• _STORED RECORDS_
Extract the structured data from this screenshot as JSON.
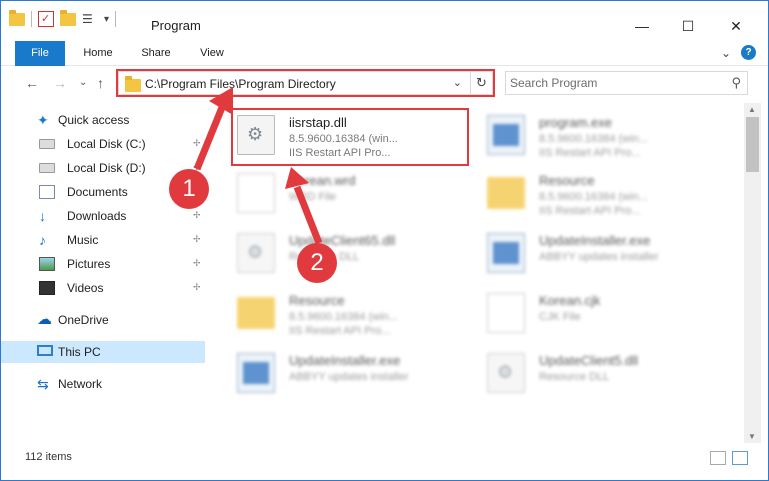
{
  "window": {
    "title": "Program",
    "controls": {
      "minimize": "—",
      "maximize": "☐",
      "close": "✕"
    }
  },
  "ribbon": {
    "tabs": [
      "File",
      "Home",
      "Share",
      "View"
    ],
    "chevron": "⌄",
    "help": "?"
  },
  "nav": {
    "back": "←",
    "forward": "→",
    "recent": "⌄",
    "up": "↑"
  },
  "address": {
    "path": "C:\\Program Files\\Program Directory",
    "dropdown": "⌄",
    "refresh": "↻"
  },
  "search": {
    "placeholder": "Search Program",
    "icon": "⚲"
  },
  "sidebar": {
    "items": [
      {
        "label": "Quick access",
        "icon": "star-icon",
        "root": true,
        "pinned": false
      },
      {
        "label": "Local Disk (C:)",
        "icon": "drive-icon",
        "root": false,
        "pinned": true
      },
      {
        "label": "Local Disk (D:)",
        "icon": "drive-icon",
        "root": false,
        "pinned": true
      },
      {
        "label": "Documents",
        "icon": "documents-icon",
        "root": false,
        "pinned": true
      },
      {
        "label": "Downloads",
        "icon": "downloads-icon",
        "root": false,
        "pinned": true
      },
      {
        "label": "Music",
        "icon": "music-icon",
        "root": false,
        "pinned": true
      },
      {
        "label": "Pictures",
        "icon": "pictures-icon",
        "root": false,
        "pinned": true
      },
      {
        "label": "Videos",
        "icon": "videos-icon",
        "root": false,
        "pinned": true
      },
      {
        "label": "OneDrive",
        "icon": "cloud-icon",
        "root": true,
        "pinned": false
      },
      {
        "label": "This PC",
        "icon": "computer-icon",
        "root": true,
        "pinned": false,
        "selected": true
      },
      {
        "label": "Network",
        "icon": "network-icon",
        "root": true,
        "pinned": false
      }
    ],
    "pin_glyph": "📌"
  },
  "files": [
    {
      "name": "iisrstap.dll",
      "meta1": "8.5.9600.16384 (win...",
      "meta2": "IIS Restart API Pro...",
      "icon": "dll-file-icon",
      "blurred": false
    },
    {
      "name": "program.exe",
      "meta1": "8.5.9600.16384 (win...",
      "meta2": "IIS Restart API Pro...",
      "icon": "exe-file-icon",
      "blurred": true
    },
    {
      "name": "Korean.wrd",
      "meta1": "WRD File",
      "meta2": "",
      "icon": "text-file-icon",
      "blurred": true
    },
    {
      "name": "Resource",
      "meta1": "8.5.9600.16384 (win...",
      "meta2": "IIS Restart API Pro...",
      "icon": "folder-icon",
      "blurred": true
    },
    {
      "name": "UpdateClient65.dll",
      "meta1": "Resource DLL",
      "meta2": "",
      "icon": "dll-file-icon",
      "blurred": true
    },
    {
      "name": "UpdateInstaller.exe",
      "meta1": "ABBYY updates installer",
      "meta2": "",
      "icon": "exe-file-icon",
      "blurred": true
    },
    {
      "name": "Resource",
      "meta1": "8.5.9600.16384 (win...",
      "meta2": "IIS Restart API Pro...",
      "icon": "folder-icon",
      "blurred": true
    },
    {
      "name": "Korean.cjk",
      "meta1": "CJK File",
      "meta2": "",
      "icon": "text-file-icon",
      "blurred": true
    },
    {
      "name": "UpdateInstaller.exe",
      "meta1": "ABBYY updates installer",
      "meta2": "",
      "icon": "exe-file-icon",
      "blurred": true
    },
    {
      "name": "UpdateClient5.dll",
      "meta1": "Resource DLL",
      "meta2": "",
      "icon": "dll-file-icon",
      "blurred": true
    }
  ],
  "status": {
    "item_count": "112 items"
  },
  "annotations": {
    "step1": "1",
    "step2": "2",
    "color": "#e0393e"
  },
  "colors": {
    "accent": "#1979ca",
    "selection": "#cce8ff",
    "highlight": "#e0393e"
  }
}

• _SHORT EXERCISE_
Transcribe all of the material exactly, leaving out whatever pictures it contains.

• _RESULT OF THE TASK_
Extract the structured data from this screenshot as JSON.
{
  "window": {
    "title": "Program",
    "controls": {
      "minimize": "—",
      "maximize": "☐",
      "close": "✕"
    }
  },
  "ribbon": {
    "tabs": [
      "File",
      "Home",
      "Share",
      "View"
    ],
    "chevron": "⌄",
    "help": "?"
  },
  "nav": {
    "back": "←",
    "forward": "→",
    "recent": "⌄",
    "up": "↑"
  },
  "address": {
    "path": "C:\\Program Files\\Program Directory",
    "dropdown": "⌄",
    "refresh": "↻"
  },
  "search": {
    "placeholder": "Search Program",
    "icon": "⚲"
  },
  "sidebar": {
    "items": [
      {
        "label": "Quick access",
        "icon": "star-icon",
        "root": true,
        "pinned": false
      },
      {
        "label": "Local Disk (C:)",
        "icon": "drive-icon",
        "root": false,
        "pinned": true
      },
      {
        "label": "Local Disk (D:)",
        "icon": "drive-icon",
        "root": false,
        "pinned": true
      },
      {
        "label": "Documents",
        "icon": "documents-icon",
        "root": false,
        "pinned": true
      },
      {
        "label": "Downloads",
        "icon": "downloads-icon",
        "root": false,
        "pinned": true
      },
      {
        "label": "Music",
        "icon": "music-icon",
        "root": false,
        "pinned": true
      },
      {
        "label": "Pictures",
        "icon": "pictures-icon",
        "root": false,
        "pinned": true
      },
      {
        "label": "Videos",
        "icon": "videos-icon",
        "root": false,
        "pinned": true
      },
      {
        "label": "OneDrive",
        "icon": "cloud-icon",
        "root": true,
        "pinned": false
      },
      {
        "label": "This PC",
        "icon": "computer-icon",
        "root": true,
        "pinned": false,
        "selected": true
      },
      {
        "label": "Network",
        "icon": "network-icon",
        "root": true,
        "pinned": false
      }
    ],
    "pin_glyph": "📌"
  },
  "files": [
    {
      "name": "iisrstap.dll",
      "meta1": "8.5.9600.16384 (win...",
      "meta2": "IIS Restart API Pro...",
      "icon": "dll-file-icon",
      "blurred": false
    },
    {
      "name": "program.exe",
      "meta1": "8.5.9600.16384 (win...",
      "meta2": "IIS Restart API Pro...",
      "icon": "exe-file-icon",
      "blurred": true
    },
    {
      "name": "Korean.wrd",
      "meta1": "WRD File",
      "meta2": "",
      "icon": "text-file-icon",
      "blurred": true
    },
    {
      "name": "Resource",
      "meta1": "8.5.9600.16384 (win...",
      "meta2": "IIS Restart API Pro...",
      "icon": "folder-icon",
      "blurred": true
    },
    {
      "name": "UpdateClient65.dll",
      "meta1": "Resource DLL",
      "meta2": "",
      "icon": "dll-file-icon",
      "blurred": true
    },
    {
      "name": "UpdateInstaller.exe",
      "meta1": "ABBYY updates installer",
      "meta2": "",
      "icon": "exe-file-icon",
      "blurred": true
    },
    {
      "name": "Resource",
      "meta1": "8.5.9600.16384 (win...",
      "meta2": "IIS Restart API Pro...",
      "icon": "folder-icon",
      "blurred": true
    },
    {
      "name": "Korean.cjk",
      "meta1": "CJK File",
      "meta2": "",
      "icon": "text-file-icon",
      "blurred": true
    },
    {
      "name": "UpdateInstaller.exe",
      "meta1": "ABBYY updates installer",
      "meta2": "",
      "icon": "exe-file-icon",
      "blurred": true
    },
    {
      "name": "UpdateClient5.dll",
      "meta1": "Resource DLL",
      "meta2": "",
      "icon": "dll-file-icon",
      "blurred": true
    }
  ],
  "status": {
    "item_count": "112 items"
  },
  "annotations": {
    "step1": "1",
    "step2": "2",
    "color": "#e0393e"
  },
  "colors": {
    "accent": "#1979ca",
    "selection": "#cce8ff",
    "highlight": "#e0393e"
  }
}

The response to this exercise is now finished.